WHAT YOU ARE ASKED TO DO: Look through the data that follows and copy each line with the string "Gedanken".

————

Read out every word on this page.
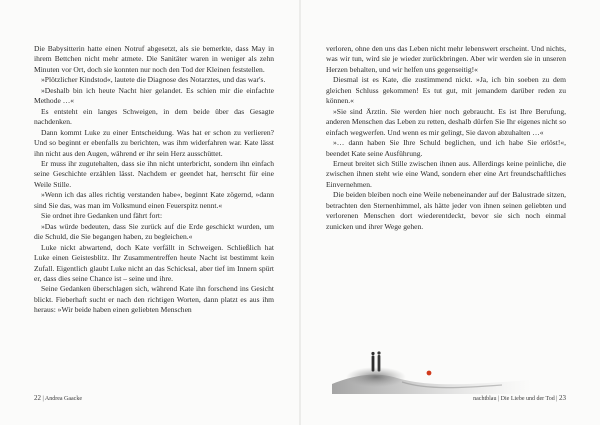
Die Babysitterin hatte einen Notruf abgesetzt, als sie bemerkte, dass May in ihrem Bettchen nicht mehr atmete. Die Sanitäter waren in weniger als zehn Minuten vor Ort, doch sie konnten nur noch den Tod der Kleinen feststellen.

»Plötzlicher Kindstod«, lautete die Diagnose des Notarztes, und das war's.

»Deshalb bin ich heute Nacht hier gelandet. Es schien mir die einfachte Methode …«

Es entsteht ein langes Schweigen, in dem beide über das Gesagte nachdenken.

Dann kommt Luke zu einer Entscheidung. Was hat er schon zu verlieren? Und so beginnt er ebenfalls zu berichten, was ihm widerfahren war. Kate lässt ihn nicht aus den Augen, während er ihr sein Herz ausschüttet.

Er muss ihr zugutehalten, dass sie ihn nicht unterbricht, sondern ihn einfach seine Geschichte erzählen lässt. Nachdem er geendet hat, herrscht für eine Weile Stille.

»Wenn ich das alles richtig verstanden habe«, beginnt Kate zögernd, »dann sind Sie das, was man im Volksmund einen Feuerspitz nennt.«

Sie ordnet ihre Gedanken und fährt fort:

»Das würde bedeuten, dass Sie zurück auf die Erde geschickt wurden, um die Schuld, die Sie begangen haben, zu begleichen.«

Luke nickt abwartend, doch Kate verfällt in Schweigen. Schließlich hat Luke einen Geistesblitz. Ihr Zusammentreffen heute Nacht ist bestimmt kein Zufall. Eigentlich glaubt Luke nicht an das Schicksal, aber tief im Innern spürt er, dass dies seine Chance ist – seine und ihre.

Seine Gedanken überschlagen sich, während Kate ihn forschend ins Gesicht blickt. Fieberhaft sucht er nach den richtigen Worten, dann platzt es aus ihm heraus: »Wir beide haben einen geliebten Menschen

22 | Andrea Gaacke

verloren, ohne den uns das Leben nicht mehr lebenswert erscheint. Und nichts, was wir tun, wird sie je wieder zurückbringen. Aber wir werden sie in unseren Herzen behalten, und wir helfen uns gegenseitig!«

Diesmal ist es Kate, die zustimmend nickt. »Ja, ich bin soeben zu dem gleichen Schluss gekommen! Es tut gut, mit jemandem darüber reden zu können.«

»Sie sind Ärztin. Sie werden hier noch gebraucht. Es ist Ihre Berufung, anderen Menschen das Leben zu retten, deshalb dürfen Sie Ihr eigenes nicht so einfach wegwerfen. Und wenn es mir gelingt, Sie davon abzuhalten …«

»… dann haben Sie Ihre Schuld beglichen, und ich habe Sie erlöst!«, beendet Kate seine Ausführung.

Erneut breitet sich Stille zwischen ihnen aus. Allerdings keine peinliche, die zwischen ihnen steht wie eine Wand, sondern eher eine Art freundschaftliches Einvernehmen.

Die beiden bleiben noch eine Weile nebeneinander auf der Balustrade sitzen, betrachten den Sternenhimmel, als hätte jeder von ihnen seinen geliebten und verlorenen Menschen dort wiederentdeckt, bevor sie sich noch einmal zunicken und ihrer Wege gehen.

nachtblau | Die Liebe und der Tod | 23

————

REPLY:
Sie ordnet ihre Gedanken und fährt fort:
Seine Gedanken überschlagen sich, während Kate ihn forschend ins Gesicht blickt. Fieberhaft sucht er nach den richtigen Worten, dann platzt es aus ihm heraus: »Wir beide haben einen geliebten Menschen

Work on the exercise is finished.